Goal of the exercise — Look for the string "title" and copy every line that has it.

___

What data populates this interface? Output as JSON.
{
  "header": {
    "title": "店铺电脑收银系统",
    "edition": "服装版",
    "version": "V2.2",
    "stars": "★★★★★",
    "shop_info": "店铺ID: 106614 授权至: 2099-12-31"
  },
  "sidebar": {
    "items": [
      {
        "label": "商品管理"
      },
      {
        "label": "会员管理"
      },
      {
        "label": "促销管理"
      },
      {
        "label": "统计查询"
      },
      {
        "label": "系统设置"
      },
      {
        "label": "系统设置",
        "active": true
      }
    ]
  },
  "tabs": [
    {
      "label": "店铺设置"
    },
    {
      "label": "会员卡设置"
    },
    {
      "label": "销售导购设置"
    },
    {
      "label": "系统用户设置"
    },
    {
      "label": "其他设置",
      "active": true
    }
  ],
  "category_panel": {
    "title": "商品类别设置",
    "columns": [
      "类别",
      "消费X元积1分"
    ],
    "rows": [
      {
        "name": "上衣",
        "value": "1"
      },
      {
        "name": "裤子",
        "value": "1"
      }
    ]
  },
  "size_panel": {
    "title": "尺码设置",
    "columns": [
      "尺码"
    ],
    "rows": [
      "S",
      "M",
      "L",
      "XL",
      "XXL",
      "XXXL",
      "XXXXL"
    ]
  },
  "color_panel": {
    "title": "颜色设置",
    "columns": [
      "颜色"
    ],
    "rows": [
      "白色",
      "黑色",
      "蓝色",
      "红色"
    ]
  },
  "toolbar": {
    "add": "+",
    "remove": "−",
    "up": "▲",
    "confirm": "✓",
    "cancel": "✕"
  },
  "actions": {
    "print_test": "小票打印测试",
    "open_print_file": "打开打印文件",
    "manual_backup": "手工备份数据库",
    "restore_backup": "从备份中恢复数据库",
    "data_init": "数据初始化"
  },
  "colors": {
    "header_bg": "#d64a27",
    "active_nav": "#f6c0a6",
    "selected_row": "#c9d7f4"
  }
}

___

Problem solution —
    "title": "店铺电脑收银系统",
    "title": "商品类别设置",
    "title": "尺码设置",
    "title": "颜色设置",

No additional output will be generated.